◆ TASK PROMPT
Output the data word for word, dropping every image.

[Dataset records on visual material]
::::

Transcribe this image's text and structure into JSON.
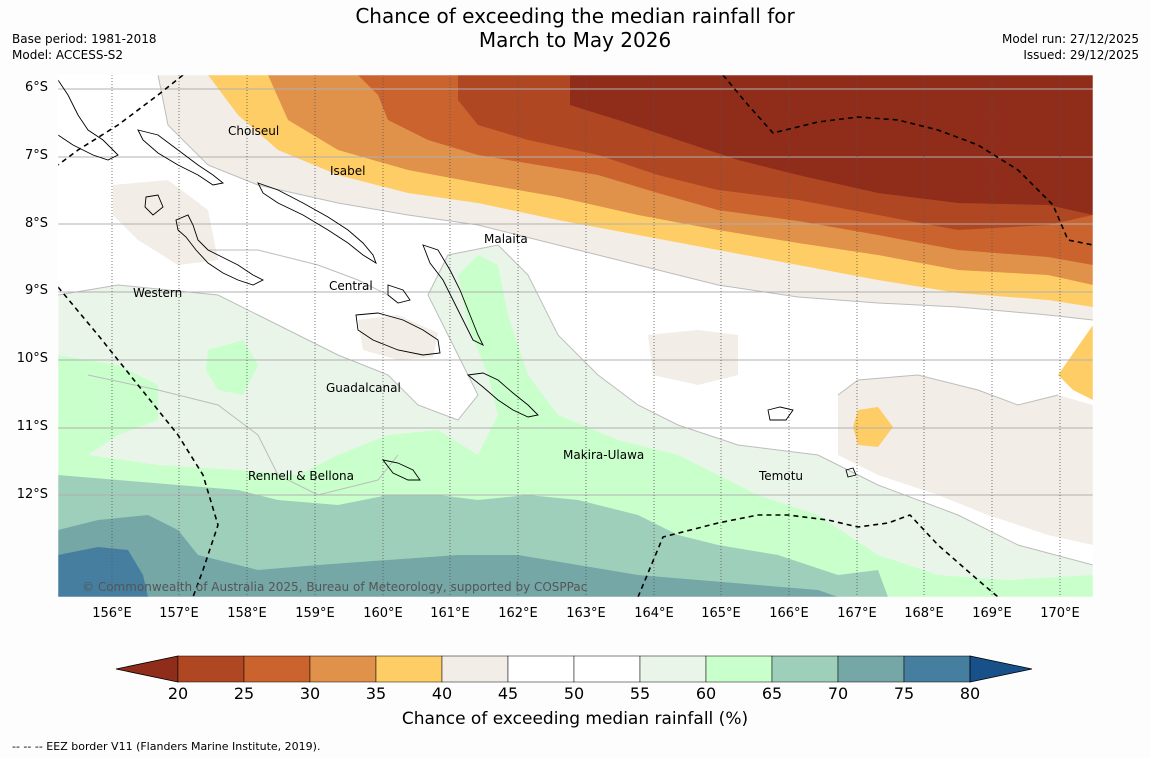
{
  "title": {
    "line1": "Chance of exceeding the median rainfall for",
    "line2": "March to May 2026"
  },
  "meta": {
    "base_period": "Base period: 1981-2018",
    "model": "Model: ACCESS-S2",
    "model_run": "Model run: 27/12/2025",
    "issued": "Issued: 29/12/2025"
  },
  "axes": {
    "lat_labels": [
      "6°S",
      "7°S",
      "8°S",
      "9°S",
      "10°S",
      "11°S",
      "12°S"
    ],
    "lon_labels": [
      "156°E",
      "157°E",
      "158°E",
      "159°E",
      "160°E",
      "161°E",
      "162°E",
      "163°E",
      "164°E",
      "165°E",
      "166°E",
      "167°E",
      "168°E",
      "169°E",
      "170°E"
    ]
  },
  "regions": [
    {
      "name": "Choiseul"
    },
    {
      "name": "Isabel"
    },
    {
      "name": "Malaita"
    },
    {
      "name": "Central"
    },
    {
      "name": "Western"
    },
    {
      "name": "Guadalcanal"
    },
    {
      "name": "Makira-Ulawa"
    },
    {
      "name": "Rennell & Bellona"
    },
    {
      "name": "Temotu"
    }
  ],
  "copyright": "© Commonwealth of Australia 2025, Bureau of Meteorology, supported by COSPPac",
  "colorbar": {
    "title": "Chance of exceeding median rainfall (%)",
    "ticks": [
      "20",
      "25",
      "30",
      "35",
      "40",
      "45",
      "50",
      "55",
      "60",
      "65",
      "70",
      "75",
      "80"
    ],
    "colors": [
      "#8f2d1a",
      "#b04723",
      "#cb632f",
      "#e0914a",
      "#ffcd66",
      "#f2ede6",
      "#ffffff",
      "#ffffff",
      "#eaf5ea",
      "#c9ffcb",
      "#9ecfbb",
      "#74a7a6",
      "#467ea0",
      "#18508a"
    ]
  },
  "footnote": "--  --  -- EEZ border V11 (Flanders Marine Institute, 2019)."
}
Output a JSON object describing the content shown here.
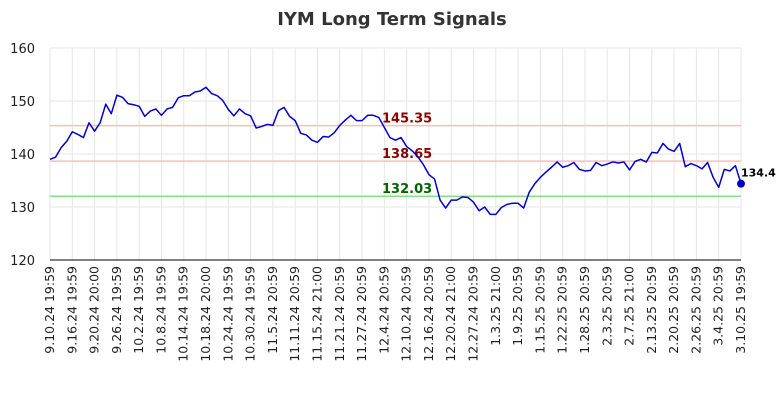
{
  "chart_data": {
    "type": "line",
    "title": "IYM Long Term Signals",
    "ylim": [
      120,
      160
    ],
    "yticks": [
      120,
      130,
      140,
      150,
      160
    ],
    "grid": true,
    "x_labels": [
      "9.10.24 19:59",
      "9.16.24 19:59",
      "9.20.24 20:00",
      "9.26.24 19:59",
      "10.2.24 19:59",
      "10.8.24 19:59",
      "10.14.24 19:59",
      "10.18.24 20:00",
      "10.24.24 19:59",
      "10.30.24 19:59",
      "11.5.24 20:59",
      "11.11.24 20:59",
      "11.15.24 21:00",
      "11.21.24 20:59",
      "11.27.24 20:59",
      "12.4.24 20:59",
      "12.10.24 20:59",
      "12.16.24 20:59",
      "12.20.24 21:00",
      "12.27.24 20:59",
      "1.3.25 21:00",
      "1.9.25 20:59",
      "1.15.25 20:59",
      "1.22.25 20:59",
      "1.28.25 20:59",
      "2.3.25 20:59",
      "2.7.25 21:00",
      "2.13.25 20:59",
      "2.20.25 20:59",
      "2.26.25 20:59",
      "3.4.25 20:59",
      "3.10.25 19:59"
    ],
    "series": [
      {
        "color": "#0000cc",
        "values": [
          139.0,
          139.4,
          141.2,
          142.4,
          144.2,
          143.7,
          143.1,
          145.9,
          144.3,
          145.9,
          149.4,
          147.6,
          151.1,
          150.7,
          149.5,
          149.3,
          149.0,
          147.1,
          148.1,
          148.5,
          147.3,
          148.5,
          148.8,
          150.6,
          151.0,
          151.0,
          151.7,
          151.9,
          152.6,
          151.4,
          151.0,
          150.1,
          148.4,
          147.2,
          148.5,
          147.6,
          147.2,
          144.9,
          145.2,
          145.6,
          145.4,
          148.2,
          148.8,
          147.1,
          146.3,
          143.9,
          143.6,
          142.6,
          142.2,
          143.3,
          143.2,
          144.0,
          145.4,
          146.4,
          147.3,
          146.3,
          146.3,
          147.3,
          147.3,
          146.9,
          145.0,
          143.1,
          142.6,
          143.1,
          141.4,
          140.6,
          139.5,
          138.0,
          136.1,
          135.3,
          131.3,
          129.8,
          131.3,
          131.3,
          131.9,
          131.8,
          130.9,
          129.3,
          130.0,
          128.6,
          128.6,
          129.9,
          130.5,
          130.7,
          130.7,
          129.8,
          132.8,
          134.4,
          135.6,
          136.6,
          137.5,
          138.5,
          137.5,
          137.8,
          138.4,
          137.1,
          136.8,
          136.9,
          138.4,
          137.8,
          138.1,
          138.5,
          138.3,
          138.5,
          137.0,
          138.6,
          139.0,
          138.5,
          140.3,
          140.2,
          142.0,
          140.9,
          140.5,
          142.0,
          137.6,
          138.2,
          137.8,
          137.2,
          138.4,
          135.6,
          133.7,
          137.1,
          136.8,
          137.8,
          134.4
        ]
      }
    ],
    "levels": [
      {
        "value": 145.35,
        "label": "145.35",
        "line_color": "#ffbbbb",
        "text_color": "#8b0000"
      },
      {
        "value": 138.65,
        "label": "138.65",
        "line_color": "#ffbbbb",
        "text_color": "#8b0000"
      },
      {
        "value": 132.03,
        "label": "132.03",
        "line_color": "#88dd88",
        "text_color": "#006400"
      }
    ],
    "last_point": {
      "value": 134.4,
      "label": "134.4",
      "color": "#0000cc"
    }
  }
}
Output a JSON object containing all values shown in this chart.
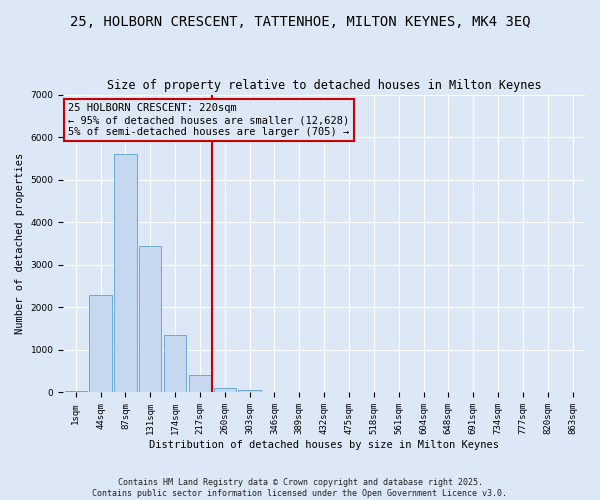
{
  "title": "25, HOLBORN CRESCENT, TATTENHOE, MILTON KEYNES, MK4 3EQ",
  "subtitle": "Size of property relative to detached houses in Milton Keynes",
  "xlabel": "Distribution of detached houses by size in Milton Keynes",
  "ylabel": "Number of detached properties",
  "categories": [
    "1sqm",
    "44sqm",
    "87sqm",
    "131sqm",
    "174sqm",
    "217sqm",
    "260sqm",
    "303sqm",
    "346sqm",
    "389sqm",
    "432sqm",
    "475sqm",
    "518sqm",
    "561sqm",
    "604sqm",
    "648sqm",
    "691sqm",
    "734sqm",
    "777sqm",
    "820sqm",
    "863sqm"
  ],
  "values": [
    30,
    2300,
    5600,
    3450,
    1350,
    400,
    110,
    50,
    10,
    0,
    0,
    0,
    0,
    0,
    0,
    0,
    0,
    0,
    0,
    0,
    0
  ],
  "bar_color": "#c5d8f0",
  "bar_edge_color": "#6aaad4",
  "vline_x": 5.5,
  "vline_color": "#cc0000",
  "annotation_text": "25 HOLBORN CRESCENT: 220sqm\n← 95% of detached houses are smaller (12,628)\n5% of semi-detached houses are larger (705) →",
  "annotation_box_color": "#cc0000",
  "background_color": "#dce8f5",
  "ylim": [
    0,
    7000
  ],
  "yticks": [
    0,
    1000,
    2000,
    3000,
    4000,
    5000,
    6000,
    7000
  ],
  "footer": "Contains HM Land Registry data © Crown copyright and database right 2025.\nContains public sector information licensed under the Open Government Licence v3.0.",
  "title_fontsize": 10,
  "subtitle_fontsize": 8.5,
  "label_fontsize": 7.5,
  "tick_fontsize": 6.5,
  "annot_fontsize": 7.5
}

::::

◆ SOLUTION TO THIS PROBLEM
Transcribe this image's text and structure into JSON.
{
  "title": {
    "line1": "Chance of exceeding the median rainfall for",
    "line2": "March to May 2026"
  },
  "meta": {
    "base_period": "Base period: 1981-2018",
    "model": "Model: ACCESS-S2",
    "model_run": "Model run: 27/12/2025",
    "issued": "Issued: 29/12/2025"
  },
  "axes": {
    "lat_labels": [
      "6°S",
      "7°S",
      "8°S",
      "9°S",
      "10°S",
      "11°S",
      "12°S"
    ],
    "lon_labels": [
      "156°E",
      "157°E",
      "158°E",
      "159°E",
      "160°E",
      "161°E",
      "162°E",
      "163°E",
      "164°E",
      "165°E",
      "166°E",
      "167°E",
      "168°E",
      "169°E",
      "170°E"
    ]
  },
  "regions": [
    {
      "name": "Choiseul"
    },
    {
      "name": "Isabel"
    },
    {
      "name": "Malaita"
    },
    {
      "name": "Central"
    },
    {
      "name": "Western"
    },
    {
      "name": "Guadalcanal"
    },
    {
      "name": "Makira-Ulawa"
    },
    {
      "name": "Rennell & Bellona"
    },
    {
      "name": "Temotu"
    }
  ],
  "copyright": "© Commonwealth of Australia 2025, Bureau of Meteorology, supported by COSPPac",
  "colorbar": {
    "title": "Chance of exceeding median rainfall (%)",
    "ticks": [
      "20",
      "25",
      "30",
      "35",
      "40",
      "45",
      "50",
      "55",
      "60",
      "65",
      "70",
      "75",
      "80"
    ],
    "colors": [
      "#8f2d1a",
      "#b04723",
      "#cb632f",
      "#e0914a",
      "#ffcd66",
      "#f2ede6",
      "#ffffff",
      "#ffffff",
      "#eaf5ea",
      "#c9ffcb",
      "#9ecfbb",
      "#74a7a6",
      "#467ea0",
      "#18508a"
    ]
  },
  "footnote": "--  --  -- EEZ border V11 (Flanders Marine Institute, 2019)."
}
Output a JSON object describing the content shown here.
{
  "chart_data": {
    "type": "line",
    "title": "IYM Long Term Signals",
    "ylim": [
      120,
      160
    ],
    "yticks": [
      120,
      130,
      140,
      150,
      160
    ],
    "grid": true,
    "x_labels": [
      "9.10.24 19:59",
      "9.16.24 19:59",
      "9.20.24 20:00",
      "9.26.24 19:59",
      "10.2.24 19:59",
      "10.8.24 19:59",
      "10.14.24 19:59",
      "10.18.24 20:00",
      "10.24.24 19:59",
      "10.30.24 19:59",
      "11.5.24 20:59",
      "11.11.24 20:59",
      "11.15.24 21:00",
      "11.21.24 20:59",
      "11.27.24 20:59",
      "12.4.24 20:59",
      "12.10.24 20:59",
      "12.16.24 20:59",
      "12.20.24 21:00",
      "12.27.24 20:59",
      "1.3.25 21:00",
      "1.9.25 20:59",
      "1.15.25 20:59",
      "1.22.25 20:59",
      "1.28.25 20:59",
      "2.3.25 20:59",
      "2.7.25 21:00",
      "2.13.25 20:59",
      "2.20.25 20:59",
      "2.26.25 20:59",
      "3.4.25 20:59",
      "3.10.25 19:59"
    ],
    "series": [
      {
        "color": "#0000cc",
        "values": [
          139.0,
          139.4,
          141.2,
          142.4,
          144.2,
          143.7,
          143.1,
          145.9,
          144.3,
          145.9,
          149.4,
          147.6,
          151.1,
          150.7,
          149.5,
          149.3,
          149.0,
          147.1,
          148.1,
          148.5,
          147.3,
          148.5,
          148.8,
          150.6,
          151.0,
          151.0,
          151.7,
          151.9,
          152.6,
          151.4,
          151.0,
          150.1,
          148.4,
          147.2,
          148.5,
          147.6,
          147.2,
          144.9,
          145.2,
          145.6,
          145.4,
          148.2,
          148.8,
          147.1,
          146.3,
          143.9,
          143.6,
          142.6,
          142.2,
          143.3,
          143.2,
          144.0,
          145.4,
          146.4,
          147.3,
          146.3,
          146.3,
          147.3,
          147.3,
          146.9,
          145.0,
          143.1,
          142.6,
          143.1,
          141.4,
          140.6,
          139.5,
          138.0,
          136.1,
          135.3,
          131.3,
          129.8,
          131.3,
          131.3,
          131.9,
          131.8,
          130.9,
          129.3,
          130.0,
          128.6,
          128.6,
          129.9,
          130.5,
          130.7,
          130.7,
          129.8,
          132.8,
          134.4,
          135.6,
          136.6,
          137.5,
          138.5,
          137.5,
          137.8,
          138.4,
          137.1,
          136.8,
          136.9,
          138.4,
          137.8,
          138.1,
          138.5,
          138.3,
          138.5,
          137.0,
          138.6,
          139.0,
          138.5,
          140.3,
          140.2,
          142.0,
          140.9,
          140.5,
          142.0,
          137.6,
          138.2,
          137.8,
          137.2,
          138.4,
          135.6,
          133.7,
          137.1,
          136.8,
          137.8,
          134.4
        ]
      }
    ],
    "levels": [
      {
        "value": 145.35,
        "label": "145.35",
        "line_color": "#ffbbbb",
        "text_color": "#8b0000"
      },
      {
        "value": 138.65,
        "label": "138.65",
        "line_color": "#ffbbbb",
        "text_color": "#8b0000"
      },
      {
        "value": 132.03,
        "label": "132.03",
        "line_color": "#88dd88",
        "text_color": "#006400"
      }
    ],
    "last_point": {
      "value": 134.4,
      "label": "134.4",
      "color": "#0000cc"
    }
  }
}
Output a JSON object containing all values shown in this chart.
{
  "title": "25, HOLBORN CRESCENT, TATTENHOE, MILTON KEYNES, MK4 3EQ",
  "subtitle": "Size of property relative to detached houses in Milton Keynes",
  "xlabel": "Distribution of detached houses by size in Milton Keynes",
  "ylabel": "Number of detached properties",
  "categories": [
    "1sqm",
    "44sqm",
    "87sqm",
    "131sqm",
    "174sqm",
    "217sqm",
    "260sqm",
    "303sqm",
    "346sqm",
    "389sqm",
    "432sqm",
    "475sqm",
    "518sqm",
    "561sqm",
    "604sqm",
    "648sqm",
    "691sqm",
    "734sqm",
    "777sqm",
    "820sqm",
    "863sqm"
  ],
  "values": [
    30,
    2300,
    5600,
    3450,
    1350,
    400,
    110,
    50,
    10,
    0,
    0,
    0,
    0,
    0,
    0,
    0,
    0,
    0,
    0,
    0,
    0
  ],
  "bar_color": "#c5d8f0",
  "bar_edge_color": "#6aaad4",
  "vline_x": 5.5,
  "vline_color": "#cc0000",
  "annotation_text": "25 HOLBORN CRESCENT: 220sqm\n← 95% of detached houses are smaller (12,628)\n5% of semi-detached houses are larger (705) →",
  "annotation_box_color": "#cc0000",
  "background_color": "#dce8f5",
  "ylim": [
    0,
    7000
  ],
  "yticks": [
    0,
    1000,
    2000,
    3000,
    4000,
    5000,
    6000,
    7000
  ],
  "footer": "Contains HM Land Registry data © Crown copyright and database right 2025.\nContains public sector information licensed under the Open Government Licence v3.0.",
  "title_fontsize": 10,
  "subtitle_fontsize": 8.5,
  "label_fontsize": 7.5,
  "tick_fontsize": 6.5,
  "annot_fontsize": 7.5
}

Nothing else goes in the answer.